実施する指示 —
以下のすべてのエントリについて、空行を除く各行を1行につき1つの文字列とし、JSONの文字列リストとして出力してください。

入力行 —
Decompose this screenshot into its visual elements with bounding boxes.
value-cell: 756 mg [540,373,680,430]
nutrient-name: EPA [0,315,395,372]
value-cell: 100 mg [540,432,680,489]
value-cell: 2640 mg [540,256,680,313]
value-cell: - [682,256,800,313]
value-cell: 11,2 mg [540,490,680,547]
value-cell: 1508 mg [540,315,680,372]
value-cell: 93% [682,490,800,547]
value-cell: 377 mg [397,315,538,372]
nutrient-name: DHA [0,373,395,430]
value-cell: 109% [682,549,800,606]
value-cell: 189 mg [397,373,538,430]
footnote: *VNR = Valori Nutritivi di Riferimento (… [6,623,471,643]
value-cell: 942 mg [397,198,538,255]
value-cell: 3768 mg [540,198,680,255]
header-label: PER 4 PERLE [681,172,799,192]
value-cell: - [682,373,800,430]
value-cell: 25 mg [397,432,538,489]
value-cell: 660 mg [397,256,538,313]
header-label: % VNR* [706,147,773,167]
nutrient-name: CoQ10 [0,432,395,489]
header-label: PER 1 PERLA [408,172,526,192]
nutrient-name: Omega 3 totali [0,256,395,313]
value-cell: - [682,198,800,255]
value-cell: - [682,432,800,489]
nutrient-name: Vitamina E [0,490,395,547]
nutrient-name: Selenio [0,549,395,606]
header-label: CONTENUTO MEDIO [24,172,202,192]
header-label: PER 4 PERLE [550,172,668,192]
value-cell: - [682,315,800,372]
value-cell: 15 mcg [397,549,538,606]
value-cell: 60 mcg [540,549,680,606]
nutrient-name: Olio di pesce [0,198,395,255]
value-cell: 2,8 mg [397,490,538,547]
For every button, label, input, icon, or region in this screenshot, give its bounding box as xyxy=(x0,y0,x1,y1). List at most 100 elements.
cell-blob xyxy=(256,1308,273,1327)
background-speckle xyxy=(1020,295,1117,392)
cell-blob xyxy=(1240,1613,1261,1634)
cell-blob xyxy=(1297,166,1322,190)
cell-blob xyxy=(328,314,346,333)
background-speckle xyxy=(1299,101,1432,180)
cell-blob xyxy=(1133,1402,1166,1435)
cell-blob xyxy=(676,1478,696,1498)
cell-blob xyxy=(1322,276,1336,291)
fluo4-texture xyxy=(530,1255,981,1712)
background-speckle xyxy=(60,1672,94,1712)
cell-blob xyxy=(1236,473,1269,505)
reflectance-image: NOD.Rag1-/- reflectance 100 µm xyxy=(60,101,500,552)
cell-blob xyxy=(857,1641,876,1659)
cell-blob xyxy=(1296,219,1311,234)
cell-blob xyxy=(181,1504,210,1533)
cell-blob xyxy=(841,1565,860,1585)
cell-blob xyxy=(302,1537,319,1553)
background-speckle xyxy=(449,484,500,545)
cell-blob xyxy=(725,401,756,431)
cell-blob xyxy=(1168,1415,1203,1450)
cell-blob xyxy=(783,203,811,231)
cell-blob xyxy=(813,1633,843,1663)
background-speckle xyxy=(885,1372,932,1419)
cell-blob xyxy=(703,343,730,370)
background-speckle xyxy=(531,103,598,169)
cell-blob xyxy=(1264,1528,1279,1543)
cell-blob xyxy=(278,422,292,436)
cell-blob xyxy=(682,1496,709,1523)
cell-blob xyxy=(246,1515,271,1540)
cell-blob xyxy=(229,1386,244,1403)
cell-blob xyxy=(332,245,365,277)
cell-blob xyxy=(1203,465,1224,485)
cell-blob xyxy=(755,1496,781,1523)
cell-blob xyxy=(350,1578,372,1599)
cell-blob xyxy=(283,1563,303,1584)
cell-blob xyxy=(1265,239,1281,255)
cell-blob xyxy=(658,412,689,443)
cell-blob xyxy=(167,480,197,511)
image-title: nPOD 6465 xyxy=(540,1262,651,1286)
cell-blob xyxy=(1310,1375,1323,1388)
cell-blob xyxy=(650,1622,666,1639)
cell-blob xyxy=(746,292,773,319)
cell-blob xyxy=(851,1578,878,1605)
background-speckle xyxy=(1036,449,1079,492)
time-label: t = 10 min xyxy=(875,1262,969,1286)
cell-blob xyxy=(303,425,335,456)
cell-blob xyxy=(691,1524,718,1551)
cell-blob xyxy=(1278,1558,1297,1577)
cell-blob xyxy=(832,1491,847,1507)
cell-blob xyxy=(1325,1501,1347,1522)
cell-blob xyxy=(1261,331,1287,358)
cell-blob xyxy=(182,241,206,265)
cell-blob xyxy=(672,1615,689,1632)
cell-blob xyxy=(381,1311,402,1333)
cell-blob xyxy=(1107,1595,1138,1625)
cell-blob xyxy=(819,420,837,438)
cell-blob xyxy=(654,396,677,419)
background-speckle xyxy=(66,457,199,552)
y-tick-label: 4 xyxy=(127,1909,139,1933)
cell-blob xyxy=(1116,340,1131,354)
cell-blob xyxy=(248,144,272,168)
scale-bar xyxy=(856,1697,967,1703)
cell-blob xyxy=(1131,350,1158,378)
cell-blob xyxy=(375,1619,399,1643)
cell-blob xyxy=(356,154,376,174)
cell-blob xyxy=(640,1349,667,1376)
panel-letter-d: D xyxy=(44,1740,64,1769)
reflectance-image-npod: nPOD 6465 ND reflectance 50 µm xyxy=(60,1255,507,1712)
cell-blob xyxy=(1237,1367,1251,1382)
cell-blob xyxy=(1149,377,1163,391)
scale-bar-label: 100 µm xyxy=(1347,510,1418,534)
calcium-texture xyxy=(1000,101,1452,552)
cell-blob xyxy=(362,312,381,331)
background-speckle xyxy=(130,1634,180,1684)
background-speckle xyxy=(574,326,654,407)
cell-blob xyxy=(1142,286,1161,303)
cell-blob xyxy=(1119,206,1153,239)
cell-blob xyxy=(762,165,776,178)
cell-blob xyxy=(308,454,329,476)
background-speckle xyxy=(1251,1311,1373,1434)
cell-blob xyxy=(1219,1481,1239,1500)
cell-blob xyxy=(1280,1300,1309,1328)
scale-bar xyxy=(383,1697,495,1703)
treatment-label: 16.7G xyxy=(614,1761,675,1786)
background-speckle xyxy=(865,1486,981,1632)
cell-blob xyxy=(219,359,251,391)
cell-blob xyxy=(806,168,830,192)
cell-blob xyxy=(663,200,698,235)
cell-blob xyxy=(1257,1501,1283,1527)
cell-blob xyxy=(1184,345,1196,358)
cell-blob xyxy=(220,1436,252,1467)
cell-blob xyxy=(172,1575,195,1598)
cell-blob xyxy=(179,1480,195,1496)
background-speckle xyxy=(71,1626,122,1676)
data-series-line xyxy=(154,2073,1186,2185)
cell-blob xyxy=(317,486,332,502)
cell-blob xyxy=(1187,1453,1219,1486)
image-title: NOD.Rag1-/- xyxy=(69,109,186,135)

回答 —
[
  "Decompose this screenshot into its visual elements with bounding boxes.",
  "value-cell: 756 mg [540,373,680,430]",
  "nutrient-name: EPA [0,315,395,372]",
  "value-cell: 100 mg [540,432,680,489]",
  "value-cell: 2640 mg [540,256,680,313]",
  "value-cell: - [682,256,800,313]",
  "value-cell: 11,2 mg [540,490,680,547]",
  "value-cell: 1508 mg [540,315,680,372]",
  "value-cell: 93% [682,490,800,547]",
  "value-cell: 377 mg [397,315,538,372]",
  "nutrient-name: DHA [0,373,395,430]",
  "value-cell: 109% [682,549,800,606]",
  "value-cell: 189 mg [397,373,538,430]",
  "footnote: *VNR = Valori Nutritivi di Riferimento (… [6,623,471,643]",
  "value-cell: 942 mg [397,198,538,255]",
  "value-cell: 3768 mg [540,198,680,255]",
  "header-label: PER 4 PERLE [681,172,799,192]",
  "value-cell: - [682,373,800,430]",
  "value-cell: 25 mg [397,432,538,489]",
  "value-cell: 660 mg [397,256,538,313]",
  "header-label: % VNR* [706,147,773,167]",
  "nutrient-name: CoQ10 [0,432,395,489]",
  "header-label: PER 1 PERLA [408,172,526,192]",
  "nutrient-name: Omega 3 totali [0,256,395,313]",
  "value-cell: - [682,198,800,255]",
  "value-cell: - [682,432,800,489]",
  "nutrient-name: Vitamina E [0,490,395,547]",
  "nutrient-name: Selenio [0,549,395,606]",
  "header-label: CONTENUTO MEDIO [24,172,202,192]",
  "header-label: PER 4 PERLE [550,172,668,192]",
  "value-cell: - [682,315,800,372]",
  "value-cell: 15 mcg [397,549,538,606]",
  "value-cell: 60 mcg [540,549,680,606]",
  "nutrient-name: Olio di pesce [0,198,395,255]",
  "value-cell: 2,8 mg [397,490,538,547]",
  "For every button, label, input, icon, or region in this screenshot, give its bounding box as xyxy=(x0,y0,x1,y1). List at most 100 elements.",
  "cell-blob xyxy=(256,1308,273,1327)",
  "background-speckle xyxy=(1020,295,1117,392)",
  "cell-blob xyxy=(1240,1613,1261,1634)",
  "cell-blob xyxy=(1297,166,1322,190)",
  "cell-blob xyxy=(328,314,346,333)",
  "background-speckle xyxy=(1299,101,1432,180)",
  "cell-blob xyxy=(1133,1402,1166,1435)",
  "cell-blob xyxy=(676,1478,696,1498)",
  "cell-blob xyxy=(1322,276,1336,291)",
  "fluo4-texture xyxy=(530,1255,981,1712)",
  "background-speckle xyxy=(60,1672,94,1712)",
  "cell-blob xyxy=(1236,473,1269,505)",
  "reflectance-image: NOD.Rag1-/- reflectance 100 µm xyxy=(60,101,500,552)",
  "cell-blob xyxy=(857,1641,876,1659)",
  "cell-blob xyxy=(1296,219,1311,234)",
  "cell-blob xyxy=(181,1504,210,1533)",
  "cell-blob xyxy=(841,1565,860,1585)",
  "cell-blob xyxy=(302,1537,319,1553)",
  "background-speckle xyxy=(449,484,500,545)",
  "cell-blob xyxy=(725,401,756,431)",
  "cell-blob xyxy=(1168,1415,1203,1450)",
  "cell-blob xyxy=(783,203,811,231)",
  "cell-blob xyxy=(813,1633,843,1663)",
  "background-speckle xyxy=(885,1372,932,1419)",
  "cell-blob xyxy=(703,343,730,370)",
  "background-speckle xyxy=(531,103,598,169)",
  "cell-blob xyxy=(1264,1528,1279,1543)",
  "cell-blob xyxy=(278,422,292,436)",
  "cell-blob xyxy=(682,1496,709,1523)",
  "cell-blob xyxy=(246,1515,271,1540)",
  "cell-blob xyxy=(229,1386,244,1403)",
  "cell-blob xyxy=(332,245,365,277)",
  "cell-blob xyxy=(1203,465,1224,485)",
  "cell-blob xyxy=(755,1496,781,1523)",
  "cell-blob xyxy=(350,1578,372,1599)",
  "cell-blob xyxy=(283,1563,303,1584)",
  "cell-blob xyxy=(1265,239,1281,255)",
  "cell-blob xyxy=(658,412,689,443)",
  "cell-blob xyxy=(167,480,197,511)",
  "image-title: nPOD 6465 xyxy=(540,1262,651,1286)",
  "cell-blob xyxy=(1310,1375,1323,1388)",
  "cell-blob xyxy=(650,1622,666,1639)",
  "cell-blob xyxy=(746,292,773,319)",
  "cell-blob xyxy=(851,1578,878,1605)",
  "background-speckle xyxy=(1036,449,1079,492)",
  "time-label: t = 10 min xyxy=(875,1262,969,1286)",
  "cell-blob xyxy=(303,425,335,456)",
  "cell-blob xyxy=(691,1524,718,1551)",
  "cell-blob xyxy=(1278,1558,1297,1577)",
  "cell-blob xyxy=(832,1491,847,1507)",
  "cell-blob xyxy=(1325,1501,1347,1522)",
  "cell-blob xyxy=(1261,331,1287,358)",
  "cell-blob xyxy=(182,241,206,265)",
  "cell-blob xyxy=(672,1615,689,1632)",
  "cell-blob xyxy=(381,1311,402,1333)",
  "cell-blob xyxy=(1107,1595,1138,1625)",
  "cell-blob xyxy=(819,420,837,438)",
  "cell-blob xyxy=(654,396,677,419)",
  "background-speckle xyxy=(66,457,199,552)",
  "y-tick-label: 4 xyxy=(127,1909,139,1933)",
  "cell-blob xyxy=(1116,340,1131,354)",
  "cell-blob xyxy=(248,144,272,168)",
  "scale-bar xyxy=(856,1697,967,1703)",
  "cell-blob xyxy=(1131,350,1158,378)",
  "cell-blob xyxy=(375,1619,399,1643)",
  "cell-blob xyxy=(356,154,376,174)",
  "cell-blob xyxy=(640,1349,667,1376)",
  "panel-letter-d: D xyxy=(44,1740,64,1769)",
  "reflectance-image-npod: nPOD 6465 ND reflectance 50 µm xyxy=(60,1255,507,1712)",
  "cell-blob xyxy=(1237,1367,1251,1382)",
  "cell-blob xyxy=(1149,377,1163,391)",
  "scale-bar-label: 100 µm xyxy=(1347,510,1418,534)",
  "calcium-texture xyxy=(1000,101,1452,552)",
  "cell-blob xyxy=(362,312,381,331)",
  "background-speckle xyxy=(130,1634,180,1684)",
  "background-speckle xyxy=(574,326,654,407)",
  "cell-blob xyxy=(1142,286,1161,303)",
  "cell-blob xyxy=(1119,206,1153,239)",
  "cell-blob xyxy=(762,165,776,178)",
  "cell-blob xyxy=(308,454,329,476)",
  "background-speckle xyxy=(1251,1311,1373,1434)",
  "cell-blob xyxy=(1219,1481,1239,1500)",
  "cell-blob xyxy=(1280,1300,1309,1328)",
  "scale-bar xyxy=(383,1697,495,1703)",
  "treatment-label: 16.7G xyxy=(614,1761,675,1786)",
  "background-speckle xyxy=(865,1486,981,1632)",
  "cell-blob xyxy=(219,359,251,391)",
  "cell-blob xyxy=(806,168,830,192)",
  "cell-blob xyxy=(663,200,698,235)",
  "cell-blob xyxy=(1257,1501,1283,1527)",
  "cell-blob xyxy=(1184,345,1196,358)",
  "cell-blob xyxy=(220,1436,252,1467)",
  "cell-blob xyxy=(172,1575,195,1598)",
  "cell-blob xyxy=(179,1480,195,1496)",
  "background-speckle xyxy=(71,1626,122,1676)",
  "data-series-line xyxy=(154,2073,1186,2185)",
  "cell-blob xyxy=(317,486,332,502)",
  "cell-blob xyxy=(1187,1453,1219,1486)",
  "image-title: NOD.Rag1-/- xyxy=(69,109,186,135)"
]